Task instructions: Copy out verbatim the stretch of rows from the start of the collection entries through the line that contains "panel-a-bar (55, 105, 61, 187)", including both ends.

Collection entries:
○ ○ ○

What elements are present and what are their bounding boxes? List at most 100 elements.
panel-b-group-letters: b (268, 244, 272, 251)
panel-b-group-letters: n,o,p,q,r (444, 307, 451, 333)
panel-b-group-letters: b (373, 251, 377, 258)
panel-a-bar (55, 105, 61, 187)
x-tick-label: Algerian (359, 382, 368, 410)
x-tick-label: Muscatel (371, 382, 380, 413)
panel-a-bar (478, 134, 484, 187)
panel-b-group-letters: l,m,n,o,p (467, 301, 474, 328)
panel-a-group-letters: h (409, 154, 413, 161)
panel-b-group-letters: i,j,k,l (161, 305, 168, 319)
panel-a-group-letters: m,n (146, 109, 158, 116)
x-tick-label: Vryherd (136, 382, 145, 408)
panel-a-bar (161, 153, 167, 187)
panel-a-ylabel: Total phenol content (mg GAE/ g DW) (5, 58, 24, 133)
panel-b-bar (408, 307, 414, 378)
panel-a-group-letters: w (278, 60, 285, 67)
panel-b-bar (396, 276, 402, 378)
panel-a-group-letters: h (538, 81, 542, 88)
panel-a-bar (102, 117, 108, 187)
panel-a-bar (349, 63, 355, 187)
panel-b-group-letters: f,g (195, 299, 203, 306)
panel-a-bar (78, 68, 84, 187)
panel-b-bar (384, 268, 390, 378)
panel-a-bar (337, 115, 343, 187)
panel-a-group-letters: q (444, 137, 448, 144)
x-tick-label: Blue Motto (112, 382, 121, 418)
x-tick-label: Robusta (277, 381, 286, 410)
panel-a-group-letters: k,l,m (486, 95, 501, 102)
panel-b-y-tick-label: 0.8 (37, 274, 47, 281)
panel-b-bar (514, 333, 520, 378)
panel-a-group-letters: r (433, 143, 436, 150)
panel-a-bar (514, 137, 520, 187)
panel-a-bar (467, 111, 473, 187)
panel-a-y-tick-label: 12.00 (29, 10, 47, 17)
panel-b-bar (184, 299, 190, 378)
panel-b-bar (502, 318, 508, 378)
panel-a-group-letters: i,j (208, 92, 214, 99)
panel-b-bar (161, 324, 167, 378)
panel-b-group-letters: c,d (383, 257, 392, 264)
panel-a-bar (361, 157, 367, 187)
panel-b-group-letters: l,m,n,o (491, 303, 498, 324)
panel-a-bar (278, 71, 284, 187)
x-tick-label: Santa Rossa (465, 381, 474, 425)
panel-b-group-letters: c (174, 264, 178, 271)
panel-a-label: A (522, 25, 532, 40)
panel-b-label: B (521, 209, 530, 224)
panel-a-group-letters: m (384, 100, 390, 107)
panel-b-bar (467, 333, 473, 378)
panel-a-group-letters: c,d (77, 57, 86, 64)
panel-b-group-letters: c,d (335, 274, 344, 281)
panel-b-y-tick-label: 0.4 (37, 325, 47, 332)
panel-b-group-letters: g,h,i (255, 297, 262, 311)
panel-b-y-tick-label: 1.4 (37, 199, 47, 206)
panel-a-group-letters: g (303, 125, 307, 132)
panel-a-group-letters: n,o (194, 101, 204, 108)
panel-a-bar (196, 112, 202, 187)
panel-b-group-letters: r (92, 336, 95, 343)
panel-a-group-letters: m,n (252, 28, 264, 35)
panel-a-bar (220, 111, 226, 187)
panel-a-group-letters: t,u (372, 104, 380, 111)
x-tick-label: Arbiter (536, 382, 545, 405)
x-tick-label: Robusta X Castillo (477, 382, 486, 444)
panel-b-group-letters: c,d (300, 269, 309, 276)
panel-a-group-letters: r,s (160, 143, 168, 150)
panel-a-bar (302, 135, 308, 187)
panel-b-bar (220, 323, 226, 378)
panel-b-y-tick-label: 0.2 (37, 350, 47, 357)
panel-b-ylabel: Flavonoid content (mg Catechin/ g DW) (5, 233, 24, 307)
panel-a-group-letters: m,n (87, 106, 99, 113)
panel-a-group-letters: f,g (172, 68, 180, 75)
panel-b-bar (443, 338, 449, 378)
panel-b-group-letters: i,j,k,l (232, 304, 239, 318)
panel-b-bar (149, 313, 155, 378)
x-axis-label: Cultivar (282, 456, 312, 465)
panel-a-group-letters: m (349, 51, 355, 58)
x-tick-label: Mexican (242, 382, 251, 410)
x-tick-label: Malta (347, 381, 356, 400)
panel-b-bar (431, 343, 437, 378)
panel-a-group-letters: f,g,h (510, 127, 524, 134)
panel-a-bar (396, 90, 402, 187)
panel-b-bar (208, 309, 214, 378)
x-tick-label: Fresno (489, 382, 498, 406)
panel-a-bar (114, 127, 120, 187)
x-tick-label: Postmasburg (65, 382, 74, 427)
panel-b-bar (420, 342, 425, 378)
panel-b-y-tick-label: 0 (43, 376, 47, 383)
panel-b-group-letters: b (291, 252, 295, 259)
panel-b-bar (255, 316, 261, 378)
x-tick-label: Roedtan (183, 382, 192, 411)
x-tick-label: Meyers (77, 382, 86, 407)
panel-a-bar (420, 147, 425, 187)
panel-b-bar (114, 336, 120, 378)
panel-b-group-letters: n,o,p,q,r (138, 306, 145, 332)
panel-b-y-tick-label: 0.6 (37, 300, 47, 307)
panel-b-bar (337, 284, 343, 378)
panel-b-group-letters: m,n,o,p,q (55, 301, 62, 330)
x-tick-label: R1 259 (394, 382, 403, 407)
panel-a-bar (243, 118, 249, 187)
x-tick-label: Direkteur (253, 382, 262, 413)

○ ○ ○

Written answer:
What elements are present and what are their bounding boxes? List at most 100 elements.
panel-b-group-letters: b (268, 244, 272, 251)
panel-b-group-letters: n,o,p,q,r (444, 307, 451, 333)
panel-b-group-letters: b (373, 251, 377, 258)
panel-a-bar (55, 105, 61, 187)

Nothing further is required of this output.